▸ **What you should do**
Report, as a bare number, how many lines in the data contain "name".

BEGIN Data under study

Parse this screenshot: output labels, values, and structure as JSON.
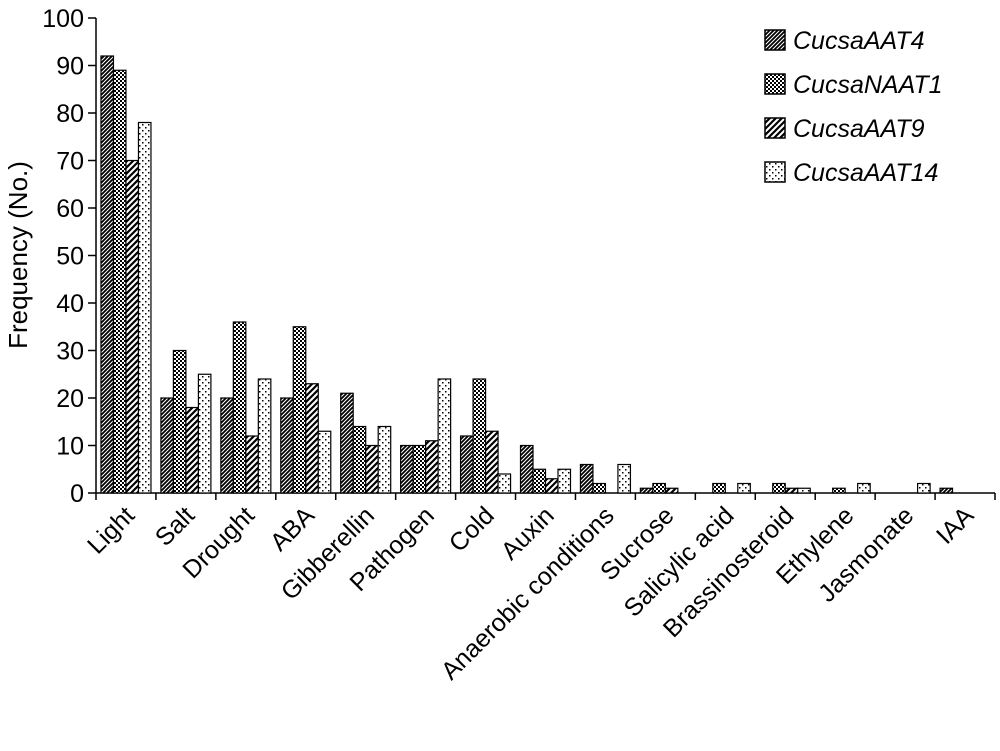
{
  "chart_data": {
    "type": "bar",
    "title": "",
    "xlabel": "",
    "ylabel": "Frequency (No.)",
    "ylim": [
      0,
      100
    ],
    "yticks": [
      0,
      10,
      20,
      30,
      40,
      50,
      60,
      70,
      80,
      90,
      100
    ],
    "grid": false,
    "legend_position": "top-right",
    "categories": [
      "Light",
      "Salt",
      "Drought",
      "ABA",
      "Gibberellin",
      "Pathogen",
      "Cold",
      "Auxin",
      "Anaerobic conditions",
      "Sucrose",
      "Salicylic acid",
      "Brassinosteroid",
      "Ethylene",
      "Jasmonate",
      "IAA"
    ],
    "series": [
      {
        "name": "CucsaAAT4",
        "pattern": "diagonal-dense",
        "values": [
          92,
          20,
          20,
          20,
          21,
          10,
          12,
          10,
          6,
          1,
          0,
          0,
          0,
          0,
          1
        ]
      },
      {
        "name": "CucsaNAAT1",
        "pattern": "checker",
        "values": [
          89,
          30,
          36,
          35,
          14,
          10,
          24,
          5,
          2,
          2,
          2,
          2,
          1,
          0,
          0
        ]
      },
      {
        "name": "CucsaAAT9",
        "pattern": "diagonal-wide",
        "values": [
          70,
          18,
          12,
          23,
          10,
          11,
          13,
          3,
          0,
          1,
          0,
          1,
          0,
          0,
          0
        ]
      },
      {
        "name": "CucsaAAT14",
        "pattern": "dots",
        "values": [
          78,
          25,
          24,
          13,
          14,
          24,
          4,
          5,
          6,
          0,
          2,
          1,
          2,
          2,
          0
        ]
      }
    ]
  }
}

END Data under study
BEGIN Data under study

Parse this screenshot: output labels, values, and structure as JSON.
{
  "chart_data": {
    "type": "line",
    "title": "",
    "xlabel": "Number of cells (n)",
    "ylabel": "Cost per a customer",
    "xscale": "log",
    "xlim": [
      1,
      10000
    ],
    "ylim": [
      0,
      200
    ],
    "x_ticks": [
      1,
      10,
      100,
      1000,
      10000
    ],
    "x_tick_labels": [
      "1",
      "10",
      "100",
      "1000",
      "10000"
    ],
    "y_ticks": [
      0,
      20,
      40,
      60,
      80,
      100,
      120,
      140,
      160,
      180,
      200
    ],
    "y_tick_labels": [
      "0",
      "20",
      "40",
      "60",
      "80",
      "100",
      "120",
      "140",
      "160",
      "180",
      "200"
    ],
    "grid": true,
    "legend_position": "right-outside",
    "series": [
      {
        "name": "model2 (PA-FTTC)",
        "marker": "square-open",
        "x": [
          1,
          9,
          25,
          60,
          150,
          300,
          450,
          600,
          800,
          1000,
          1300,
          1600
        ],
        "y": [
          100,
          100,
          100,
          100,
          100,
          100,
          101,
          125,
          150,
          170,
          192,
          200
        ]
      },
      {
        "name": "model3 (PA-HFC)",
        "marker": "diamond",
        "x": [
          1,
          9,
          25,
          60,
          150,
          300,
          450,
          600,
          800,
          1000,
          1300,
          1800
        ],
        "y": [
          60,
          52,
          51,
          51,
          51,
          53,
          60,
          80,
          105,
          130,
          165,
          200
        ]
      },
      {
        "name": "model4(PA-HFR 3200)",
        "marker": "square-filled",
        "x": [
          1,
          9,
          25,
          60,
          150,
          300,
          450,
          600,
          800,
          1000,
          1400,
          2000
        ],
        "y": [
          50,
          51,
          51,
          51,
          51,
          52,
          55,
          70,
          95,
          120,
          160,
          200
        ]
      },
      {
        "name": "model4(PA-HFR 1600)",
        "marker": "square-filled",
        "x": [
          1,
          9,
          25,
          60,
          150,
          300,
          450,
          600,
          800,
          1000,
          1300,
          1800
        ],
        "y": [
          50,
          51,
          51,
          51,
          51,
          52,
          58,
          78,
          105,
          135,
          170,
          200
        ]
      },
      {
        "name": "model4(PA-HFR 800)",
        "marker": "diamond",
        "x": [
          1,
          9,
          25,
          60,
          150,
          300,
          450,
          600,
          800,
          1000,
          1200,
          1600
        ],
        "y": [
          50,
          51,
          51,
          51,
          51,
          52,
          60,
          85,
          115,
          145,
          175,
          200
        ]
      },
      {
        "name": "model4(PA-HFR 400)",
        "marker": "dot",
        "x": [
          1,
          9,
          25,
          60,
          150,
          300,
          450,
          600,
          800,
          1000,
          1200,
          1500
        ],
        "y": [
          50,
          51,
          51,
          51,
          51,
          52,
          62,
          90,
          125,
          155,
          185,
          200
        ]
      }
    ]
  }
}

END Data under study

▸ **Response to the task**
10